Work to be completed |
Switch every "Yellow" in the data below to "Gold", keeping everything else unchanged. Leave the pictures out of your answer.

Entries from a dataset:
________________

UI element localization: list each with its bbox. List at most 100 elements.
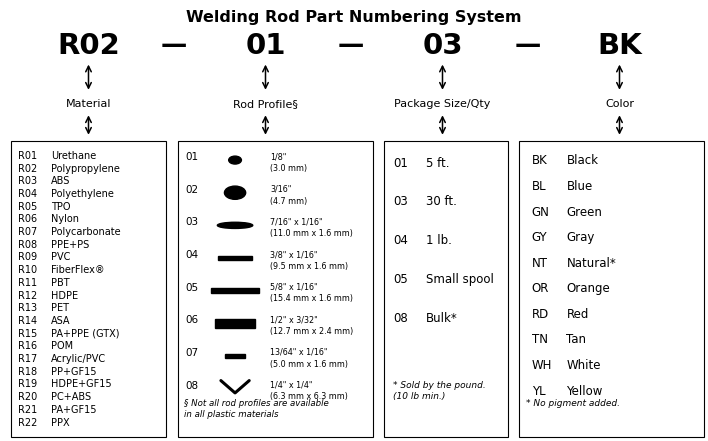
Bar — [11, 141, 166, 437]
Text: 08: 08 — [185, 381, 199, 391]
Text: R03: R03 — [18, 176, 37, 186]
Text: Color: Color — [605, 99, 634, 109]
Text: HDPE: HDPE — [51, 291, 78, 300]
Text: § Not all rod profiles are available
in all plastic materials: § Not all rod profiles are available in … — [184, 399, 329, 419]
Text: R15: R15 — [18, 329, 37, 339]
Text: 07: 07 — [185, 348, 199, 358]
Text: R02: R02 — [18, 164, 37, 173]
Text: —: — — [160, 34, 187, 59]
Text: PET: PET — [51, 303, 69, 313]
Bar — [225, 354, 245, 358]
Text: 04: 04 — [185, 250, 199, 260]
Text: 03: 03 — [185, 217, 199, 228]
Text: 7/16" x 1/16"
(11.0 mm x 1.6 mm): 7/16" x 1/16" (11.0 mm x 1.6 mm) — [270, 217, 353, 238]
Text: R14: R14 — [18, 316, 37, 326]
Text: 3/8" x 1/16"
(9.5 mm x 1.6 mm): 3/8" x 1/16" (9.5 mm x 1.6 mm) — [270, 250, 348, 271]
Text: HDPE+GF15: HDPE+GF15 — [51, 379, 112, 389]
Text: * No pigment added.: * No pigment added. — [526, 399, 620, 408]
Text: Material: Material — [66, 99, 111, 109]
Text: 3/16"
(4.7 mm): 3/16" (4.7 mm) — [270, 185, 308, 206]
Text: R17: R17 — [18, 354, 37, 364]
Text: Nylon: Nylon — [51, 214, 79, 224]
Text: R06: R06 — [18, 214, 37, 224]
Text: 03: 03 — [393, 195, 408, 208]
Text: R04: R04 — [18, 189, 37, 199]
Text: BL: BL — [532, 180, 547, 193]
Text: Package Size/Qty: Package Size/Qty — [394, 99, 491, 109]
Bar — [384, 141, 508, 437]
Text: PPX: PPX — [51, 418, 69, 427]
Text: R16: R16 — [18, 341, 37, 351]
Text: R05: R05 — [18, 202, 37, 212]
Text: Blue: Blue — [566, 180, 593, 193]
Text: YL: YL — [532, 385, 545, 397]
Text: PP+GF15: PP+GF15 — [51, 367, 96, 377]
Text: Black: Black — [566, 154, 598, 167]
Bar — [218, 256, 252, 260]
Text: Yellow: Yellow — [566, 385, 603, 397]
Text: Tan: Tan — [566, 333, 586, 346]
Text: WH: WH — [532, 359, 552, 372]
Text: Rod Profile§: Rod Profile§ — [233, 99, 298, 109]
Text: R07: R07 — [18, 227, 37, 237]
Text: * Sold by the pound.
(10 lb min.): * Sold by the pound. (10 lb min.) — [393, 381, 486, 401]
Text: R10: R10 — [18, 265, 37, 275]
Bar — [211, 288, 259, 293]
Text: R13: R13 — [18, 303, 37, 313]
Text: OR: OR — [532, 282, 549, 295]
Text: R12: R12 — [18, 291, 37, 300]
Text: Small spool: Small spool — [426, 273, 493, 286]
Text: 1/2" x 3/32"
(12.7 mm x 2.4 mm): 1/2" x 3/32" (12.7 mm x 2.4 mm) — [270, 315, 354, 336]
Text: PC+ABS: PC+ABS — [51, 392, 91, 402]
Text: R20: R20 — [18, 392, 37, 402]
Text: GY: GY — [532, 231, 547, 244]
Text: RD: RD — [532, 308, 549, 321]
Text: ASA: ASA — [51, 316, 71, 326]
Text: 03: 03 — [422, 32, 463, 60]
Text: Acrylic/PVC: Acrylic/PVC — [51, 354, 106, 364]
Text: R01: R01 — [18, 151, 37, 161]
Text: Red: Red — [566, 308, 589, 321]
Text: R09: R09 — [18, 252, 37, 262]
Text: BK: BK — [597, 32, 642, 60]
Text: —: — — [337, 34, 364, 59]
Text: R18: R18 — [18, 367, 37, 377]
Text: 08: 08 — [393, 312, 408, 325]
Bar — [178, 141, 373, 437]
Text: FiberFlex®: FiberFlex® — [51, 265, 105, 275]
Text: Welding Rod Part Numbering System: Welding Rod Part Numbering System — [186, 10, 522, 25]
Text: PVC: PVC — [51, 252, 70, 262]
Bar — [519, 141, 704, 437]
Circle shape — [224, 186, 246, 199]
Text: 05: 05 — [185, 283, 199, 293]
Text: 30 ft.: 30 ft. — [426, 195, 457, 208]
Text: —: — — [514, 34, 541, 59]
Text: R21: R21 — [18, 405, 37, 415]
Text: R02: R02 — [57, 32, 120, 60]
Text: 01: 01 — [393, 157, 408, 169]
Circle shape — [229, 156, 241, 164]
Text: 02: 02 — [185, 185, 199, 195]
Text: GN: GN — [532, 206, 549, 218]
Bar — [215, 319, 255, 328]
Text: 04: 04 — [393, 234, 408, 247]
Text: POM: POM — [51, 341, 73, 351]
Text: TPO: TPO — [51, 202, 71, 212]
Text: 05: 05 — [393, 273, 408, 286]
Text: PA+PPE (GTX): PA+PPE (GTX) — [51, 329, 120, 339]
Text: Polyethylene: Polyethylene — [51, 189, 114, 199]
Text: NT: NT — [532, 257, 548, 269]
Text: 5/8" x 1/16"
(15.4 mm x 1.6 mm): 5/8" x 1/16" (15.4 mm x 1.6 mm) — [270, 283, 353, 303]
Text: 1/4" x 1/4"
(6.3 mm x 6.3 mm): 1/4" x 1/4" (6.3 mm x 6.3 mm) — [270, 381, 348, 401]
Text: R19: R19 — [18, 379, 37, 389]
Text: R08: R08 — [18, 240, 37, 250]
Text: 13/64" x 1/16"
(5.0 mm x 1.6 mm): 13/64" x 1/16" (5.0 mm x 1.6 mm) — [270, 348, 348, 369]
Text: R22: R22 — [18, 418, 37, 427]
Text: 01: 01 — [185, 152, 199, 162]
Text: 1/8"
(3.0 mm): 1/8" (3.0 mm) — [270, 152, 307, 173]
Text: ABS: ABS — [51, 176, 70, 186]
Ellipse shape — [217, 222, 253, 228]
Text: BK: BK — [532, 154, 547, 167]
Text: Orange: Orange — [566, 282, 610, 295]
Text: 01: 01 — [245, 32, 286, 60]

________________

Output of the task |
UI element localization: list each with its bbox. List at most 100 elements.
Bar — [11, 141, 166, 437]
Text: 08: 08 — [185, 381, 199, 391]
Text: R03: R03 — [18, 176, 37, 186]
Text: Color: Color — [605, 99, 634, 109]
Text: HDPE: HDPE — [51, 291, 78, 300]
Text: § Not all rod profiles are available
in all plastic materials: § Not all rod profiles are available in … — [184, 399, 329, 419]
Text: R15: R15 — [18, 329, 37, 339]
Text: 07: 07 — [185, 348, 199, 358]
Text: R02: R02 — [18, 164, 37, 173]
Text: —: — — [160, 34, 187, 59]
Text: PET: PET — [51, 303, 69, 313]
Bar — [225, 354, 245, 358]
Text: 04: 04 — [185, 250, 199, 260]
Text: 03: 03 — [185, 217, 199, 228]
Text: 7/16" x 1/16"
(11.0 mm x 1.6 mm): 7/16" x 1/16" (11.0 mm x 1.6 mm) — [270, 217, 353, 238]
Text: R14: R14 — [18, 316, 37, 326]
Text: 3/8" x 1/16"
(9.5 mm x 1.6 mm): 3/8" x 1/16" (9.5 mm x 1.6 mm) — [270, 250, 348, 271]
Text: HDPE+GF15: HDPE+GF15 — [51, 379, 112, 389]
Text: * No pigment added.: * No pigment added. — [526, 399, 620, 408]
Text: Material: Material — [66, 99, 111, 109]
Text: 3/16"
(4.7 mm): 3/16" (4.7 mm) — [270, 185, 308, 206]
Text: R17: R17 — [18, 354, 37, 364]
Text: Nylon: Nylon — [51, 214, 79, 224]
Text: R06: R06 — [18, 214, 37, 224]
Text: 03: 03 — [393, 195, 408, 208]
Text: R04: R04 — [18, 189, 37, 199]
Text: BL: BL — [532, 180, 547, 193]
Text: Package Size/Qty: Package Size/Qty — [394, 99, 491, 109]
Bar — [384, 141, 508, 437]
Text: PPX: PPX — [51, 418, 69, 427]
Text: R16: R16 — [18, 341, 37, 351]
Text: R05: R05 — [18, 202, 37, 212]
Text: Blue: Blue — [566, 180, 593, 193]
Text: YL: YL — [532, 385, 545, 397]
Text: PP+GF15: PP+GF15 — [51, 367, 96, 377]
Text: Black: Black — [566, 154, 598, 167]
Bar — [218, 256, 252, 260]
Text: Gold: Gold — [566, 385, 603, 397]
Text: Tan: Tan — [566, 333, 586, 346]
Text: WH: WH — [532, 359, 552, 372]
Text: Rod Profile§: Rod Profile§ — [233, 99, 298, 109]
Text: R07: R07 — [18, 227, 37, 237]
Text: * Sold by the pound.
(10 lb min.): * Sold by the pound. (10 lb min.) — [393, 381, 486, 401]
Text: R10: R10 — [18, 265, 37, 275]
Bar — [211, 288, 259, 293]
Text: R13: R13 — [18, 303, 37, 313]
Text: OR: OR — [532, 282, 549, 295]
Text: R12: R12 — [18, 291, 37, 300]
Text: Small spool: Small spool — [426, 273, 493, 286]
Text: 1/2" x 3/32"
(12.7 mm x 2.4 mm): 1/2" x 3/32" (12.7 mm x 2.4 mm) — [270, 315, 354, 336]
Text: PC+ABS: PC+ABS — [51, 392, 91, 402]
Text: R20: R20 — [18, 392, 37, 402]
Text: GY: GY — [532, 231, 547, 244]
Text: RD: RD — [532, 308, 549, 321]
Text: ASA: ASA — [51, 316, 71, 326]
Text: 03: 03 — [422, 32, 463, 60]
Text: Acrylic/PVC: Acrylic/PVC — [51, 354, 106, 364]
Text: R01: R01 — [18, 151, 37, 161]
Text: Red: Red — [566, 308, 589, 321]
Text: R09: R09 — [18, 252, 37, 262]
Text: BK: BK — [597, 32, 642, 60]
Text: —: — — [337, 34, 364, 59]
Text: R18: R18 — [18, 367, 37, 377]
Text: 08: 08 — [393, 312, 408, 325]
Bar — [178, 141, 373, 437]
Text: FiberFlex®: FiberFlex® — [51, 265, 105, 275]
Text: Welding Rod Part Numbering System: Welding Rod Part Numbering System — [186, 10, 522, 25]
Text: PVC: PVC — [51, 252, 70, 262]
Bar — [519, 141, 704, 437]
Circle shape — [224, 186, 246, 199]
Text: 05: 05 — [185, 283, 199, 293]
Text: 30 ft.: 30 ft. — [426, 195, 457, 208]
Text: —: — — [514, 34, 541, 59]
Text: R21: R21 — [18, 405, 37, 415]
Text: R02: R02 — [57, 32, 120, 60]
Text: 01: 01 — [393, 157, 408, 169]
Circle shape — [229, 156, 241, 164]
Text: 02: 02 — [185, 185, 199, 195]
Text: GN: GN — [532, 206, 549, 218]
Bar — [215, 319, 255, 328]
Text: 04: 04 — [393, 234, 408, 247]
Text: POM: POM — [51, 341, 73, 351]
Text: TPO: TPO — [51, 202, 71, 212]
Text: 05: 05 — [393, 273, 408, 286]
Text: PA+PPE (GTX): PA+PPE (GTX) — [51, 329, 120, 339]
Text: Polyethylene: Polyethylene — [51, 189, 114, 199]
Text: NT: NT — [532, 257, 548, 269]
Text: 5/8" x 1/16"
(15.4 mm x 1.6 mm): 5/8" x 1/16" (15.4 mm x 1.6 mm) — [270, 283, 353, 303]
Text: 1/4" x 1/4"
(6.3 mm x 6.3 mm): 1/4" x 1/4" (6.3 mm x 6.3 mm) — [270, 381, 348, 401]
Text: R19: R19 — [18, 379, 37, 389]
Text: R08: R08 — [18, 240, 37, 250]
Text: 13/64" x 1/16"
(5.0 mm x 1.6 mm): 13/64" x 1/16" (5.0 mm x 1.6 mm) — [270, 348, 348, 369]
Text: R22: R22 — [18, 418, 37, 427]
Text: 01: 01 — [185, 152, 199, 162]
Text: 1/8"
(3.0 mm): 1/8" (3.0 mm) — [270, 152, 307, 173]
Text: ABS: ABS — [51, 176, 70, 186]
Ellipse shape — [217, 222, 253, 228]
Text: BK: BK — [532, 154, 547, 167]
Text: Orange: Orange — [566, 282, 610, 295]
Text: 01: 01 — [245, 32, 286, 60]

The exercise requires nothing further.